> _Problem statement_: Count how many lines in this material contain "JSON". The answer is that number alone.

^^^^^^^^

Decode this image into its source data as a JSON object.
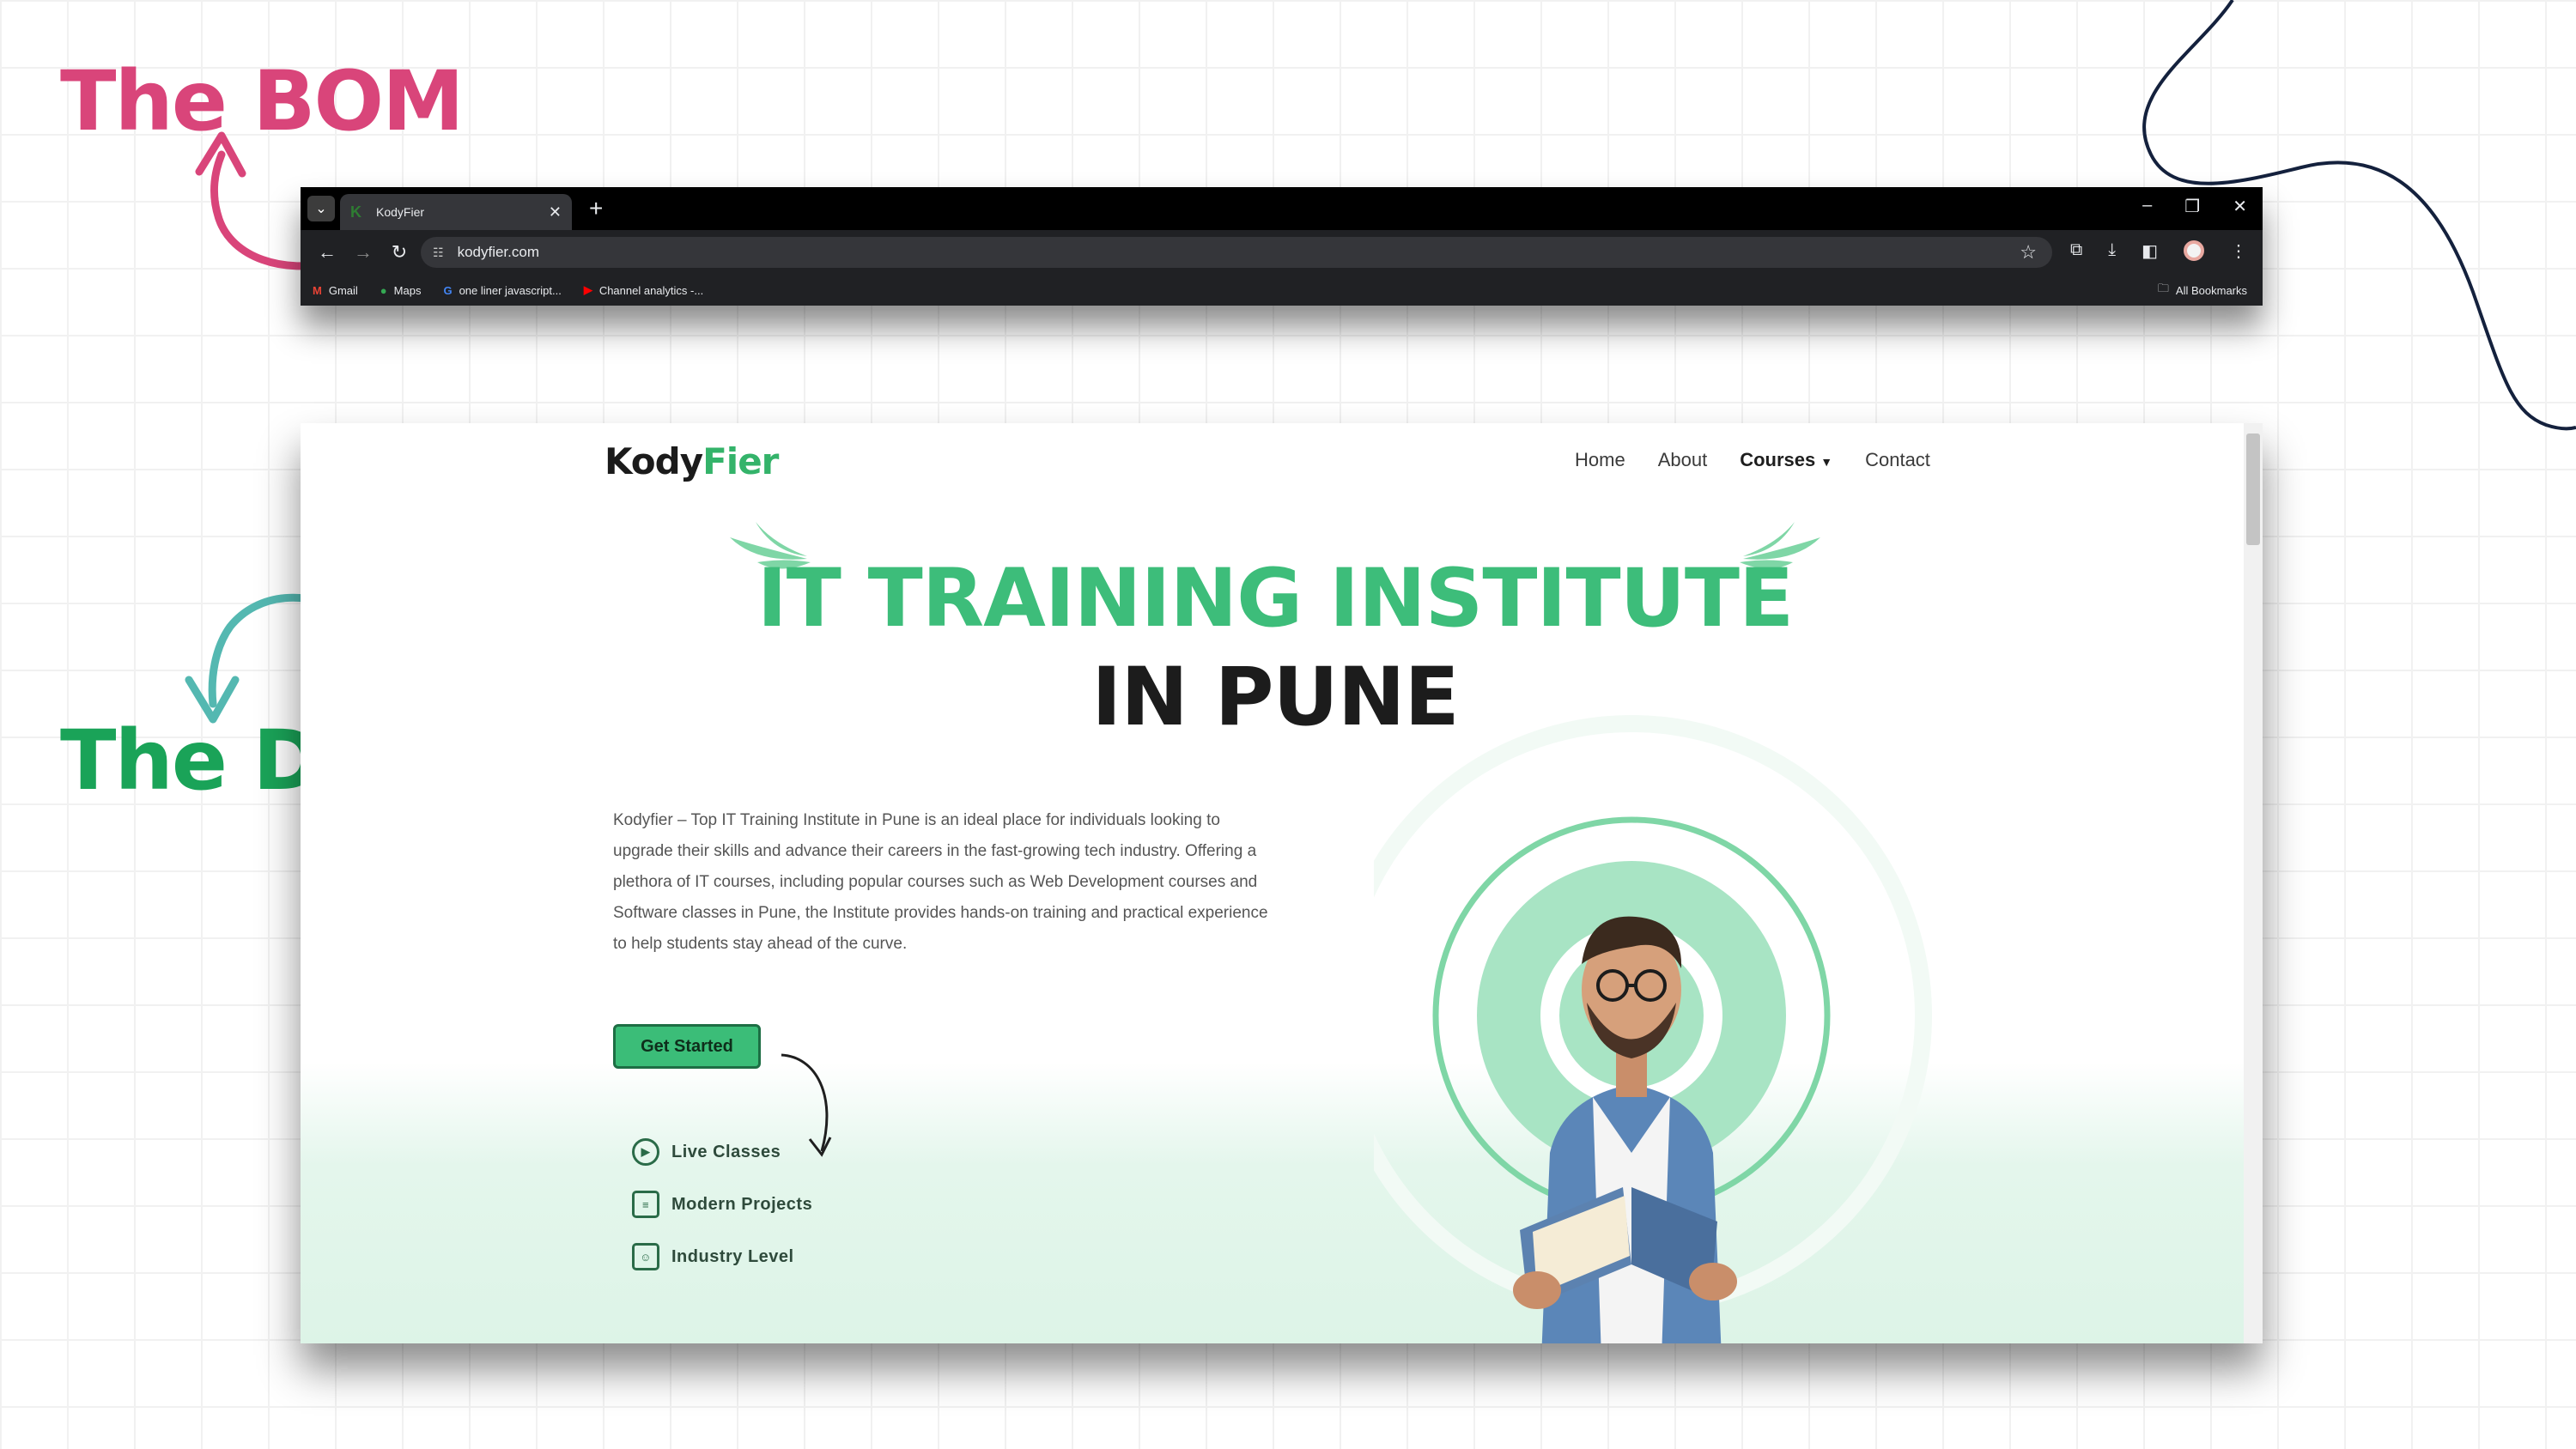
{
  "slide": {
    "bom_label": "The BOM",
    "dom_label": "The DOM",
    "colors": {
      "bom": "#d9457a",
      "dom": "#1aa358",
      "dom_arrow": "#54b8b1"
    }
  },
  "browser": {
    "tab_title": "KodyFier",
    "url": "kodyfier.com",
    "bookmarks": [
      {
        "label": "Gmail",
        "icon": "gmail-icon"
      },
      {
        "label": "Maps",
        "icon": "maps-pin-icon"
      },
      {
        "label": "one liner javascript...",
        "icon": "google-icon"
      },
      {
        "label": "Channel analytics -...",
        "icon": "youtube-icon"
      }
    ],
    "all_bookmarks": "All Bookmarks"
  },
  "site": {
    "logo_left": "Kody",
    "logo_right": "Fier",
    "nav": [
      "Home",
      "About",
      "Courses",
      "Contact"
    ],
    "headline_1": "IT TRAINING INSTITUTE",
    "headline_2": "IN PUNE",
    "intro": "Kodyfier – Top IT Training Institute in Pune is an ideal place for individuals looking to upgrade their skills and advance their careers in the fast-growing tech industry. Offering a plethora of IT courses, including popular courses such as Web Development courses and Software classes in Pune, the Institute provides hands-on training and practical experience to help students stay ahead of the curve.",
    "cta": "Get Started",
    "features": [
      {
        "label": "Live Classes",
        "icon": "play-circle-icon"
      },
      {
        "label": "Modern Projects",
        "icon": "clipboard-icon"
      },
      {
        "label": "Industry Level",
        "icon": "user-badge-icon"
      }
    ],
    "colors": {
      "accent": "#3dbd7a",
      "dark": "#1c1c1c"
    }
  }
}
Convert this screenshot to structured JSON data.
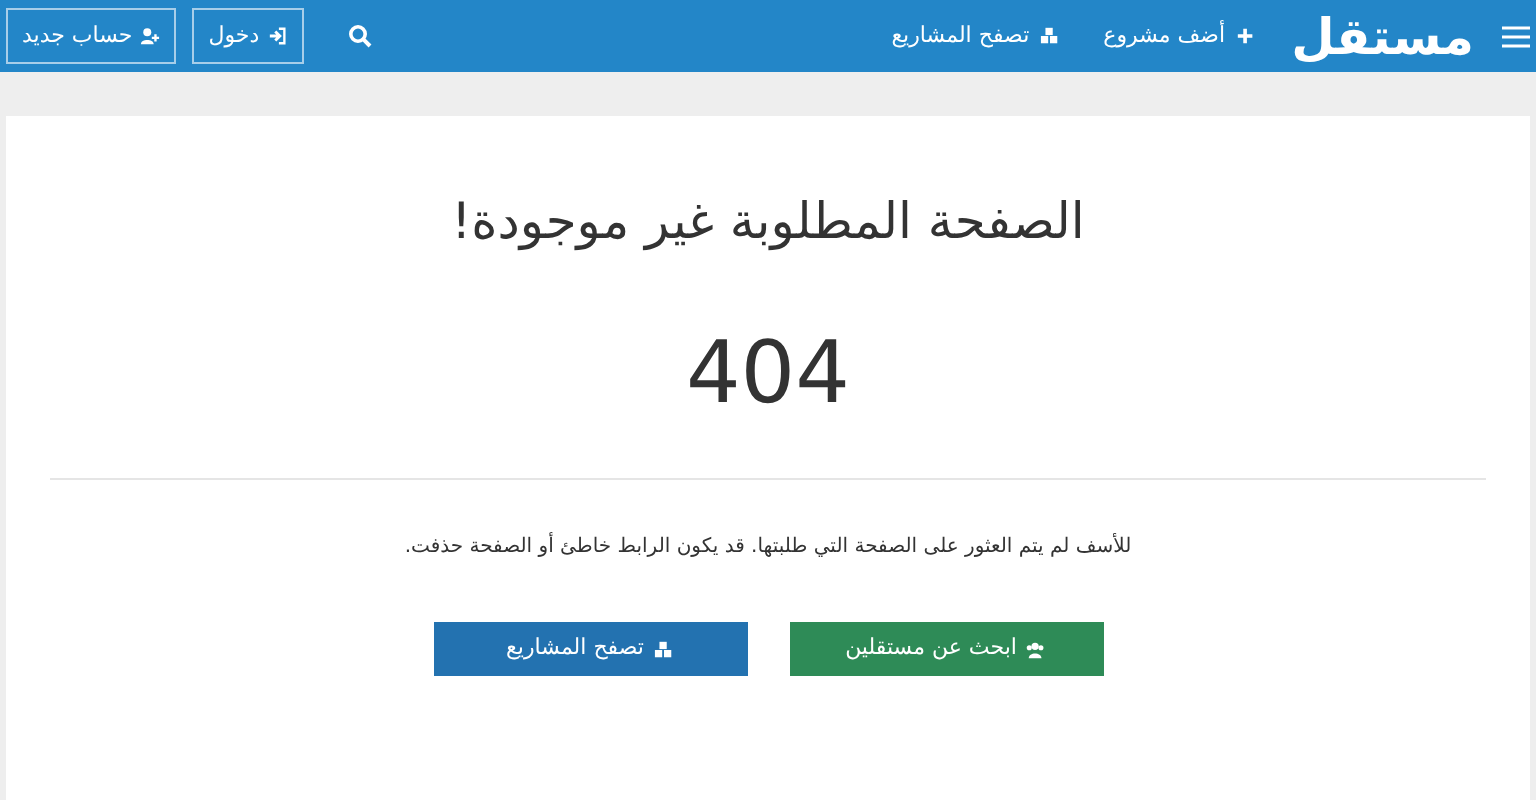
{
  "navbar": {
    "logo": "مستقل",
    "links": [
      {
        "label": "أضف مشروع"
      },
      {
        "label": "تصفح المشاريع"
      }
    ],
    "buttons": [
      {
        "label": "دخول"
      },
      {
        "label": "حساب جديد"
      }
    ]
  },
  "error": {
    "title": "الصفحة المطلوبة غير موجودة!",
    "code": "404",
    "message": "للأسف لم يتم العثور على الصفحة التي طلبتها. قد يكون الرابط خاطئ أو الصفحة حذفت.",
    "actions": [
      {
        "label": "ابحث عن مستقلين",
        "kind": "success"
      },
      {
        "label": "تصفح المشاريع",
        "kind": "primary"
      }
    ]
  }
}
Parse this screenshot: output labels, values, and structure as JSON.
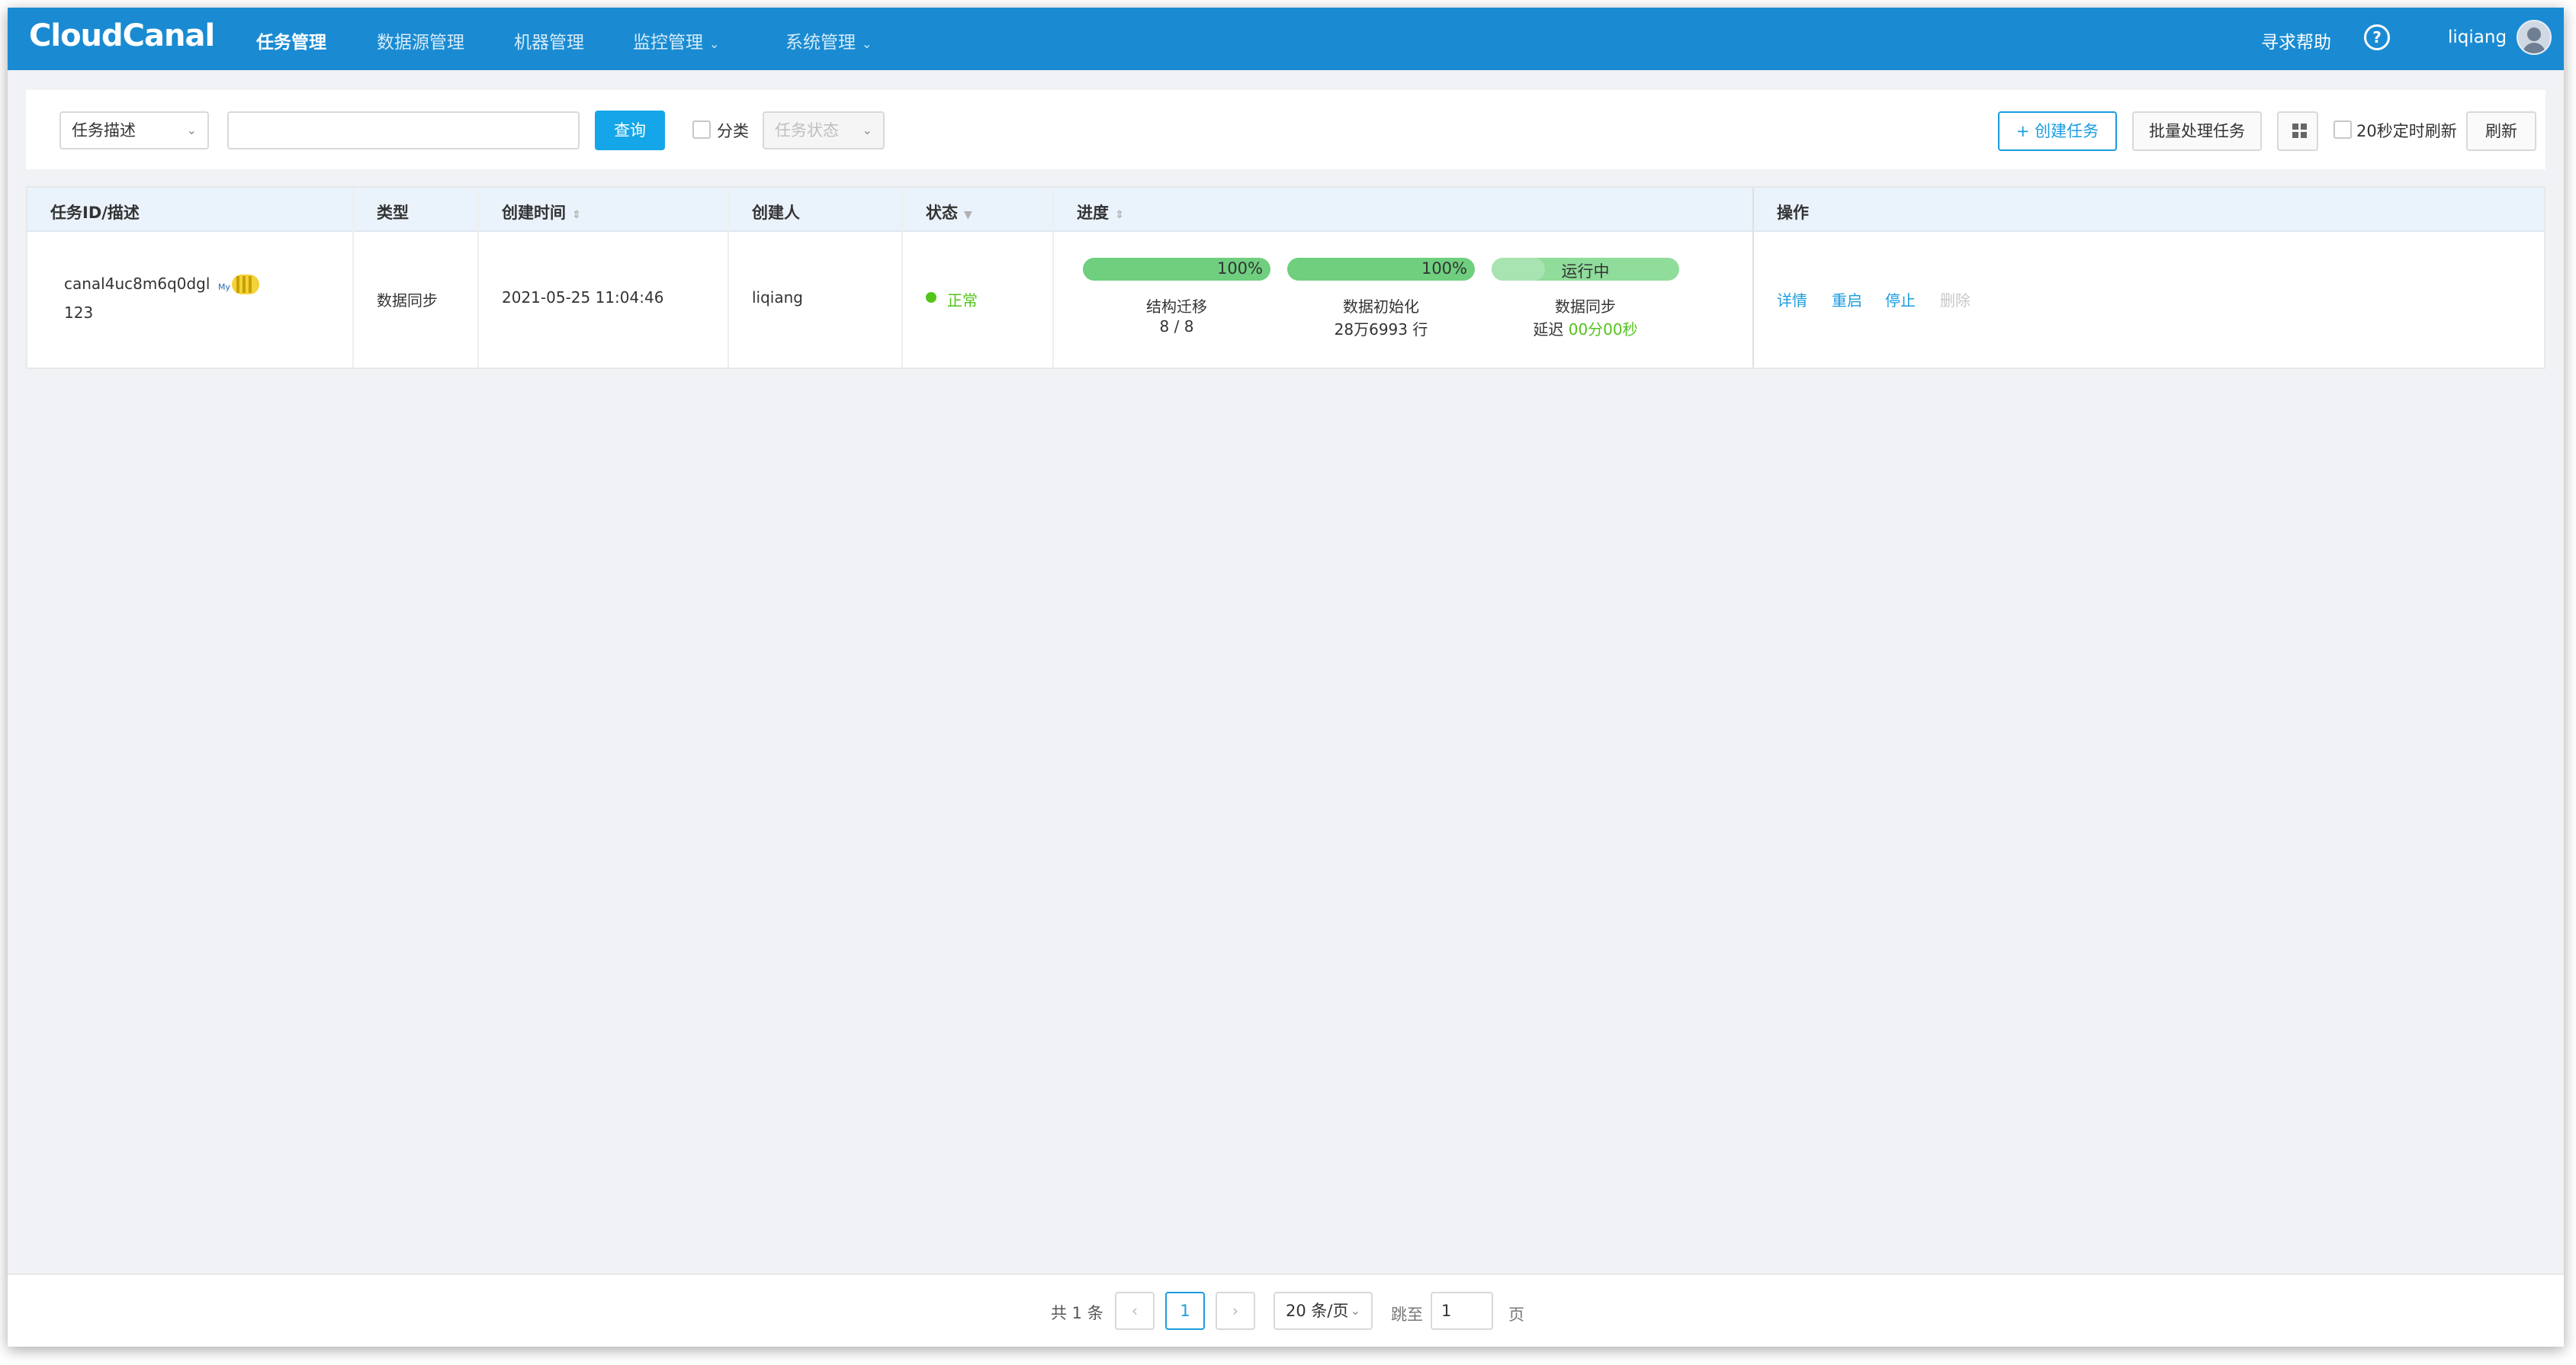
{
  "nav": {
    "logo": "CloudCanal",
    "items": [
      {
        "label": "任务管理",
        "active": true,
        "dropdown": false
      },
      {
        "label": "数据源管理",
        "active": false,
        "dropdown": false
      },
      {
        "label": "机器管理",
        "active": false,
        "dropdown": false
      },
      {
        "label": "监控管理",
        "active": false,
        "dropdown": true
      },
      {
        "label": "系统管理",
        "active": false,
        "dropdown": true
      }
    ],
    "help": "寻求帮助",
    "help_icon": "?",
    "username": "liqiang"
  },
  "toolbar": {
    "filter_select": "任务描述",
    "search_value": "",
    "query_button": "查询",
    "category_label": "分类",
    "status_select_placeholder": "任务状态",
    "create_button": "+ 创建任务",
    "batch_button": "批量处理任务",
    "auto_refresh_label": "20秒定时刷新",
    "refresh_button": "刷新"
  },
  "table": {
    "headers": {
      "id": "任务ID/描述",
      "type": "类型",
      "created": "创建时间",
      "creator": "创建人",
      "status": "状态",
      "progress": "进度",
      "actions": "操作"
    },
    "rows": [
      {
        "task_id": "canal4uc8m6q0dgl",
        "description": "123",
        "type": "数据同步",
        "created_at": "2021-05-25 11:04:46",
        "creator": "liqiang",
        "status": "正常",
        "progress": {
          "schema": {
            "bar": "100%",
            "fraction": 1.0,
            "label": "结构迁移",
            "sub": "8 / 8"
          },
          "init": {
            "bar": "100%",
            "fraction": 1.0,
            "label": "数据初始化",
            "sub": "28万6993 行"
          },
          "sync": {
            "bar": "运行中",
            "label": "数据同步",
            "sub_prefix": "延迟 ",
            "delay": "00分00秒"
          }
        },
        "actions": {
          "detail": "详情",
          "restart": "重启",
          "stop": "停止",
          "delete": "删除"
        }
      }
    ]
  },
  "pagination": {
    "total": "共 1 条",
    "prev": "‹",
    "current_page": "1",
    "next": "›",
    "page_size": "20 条/页",
    "jump_label": "跳至",
    "jump_value": "1",
    "page_suffix": "页"
  },
  "colors": {
    "header_bg": "#1a8bd2",
    "primary": "#14a6e8",
    "link": "#1a9ce0",
    "success": "#52c41a",
    "progress": "#6fcf7f"
  }
}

^^^^^^^^

> _Exercise solution_: 3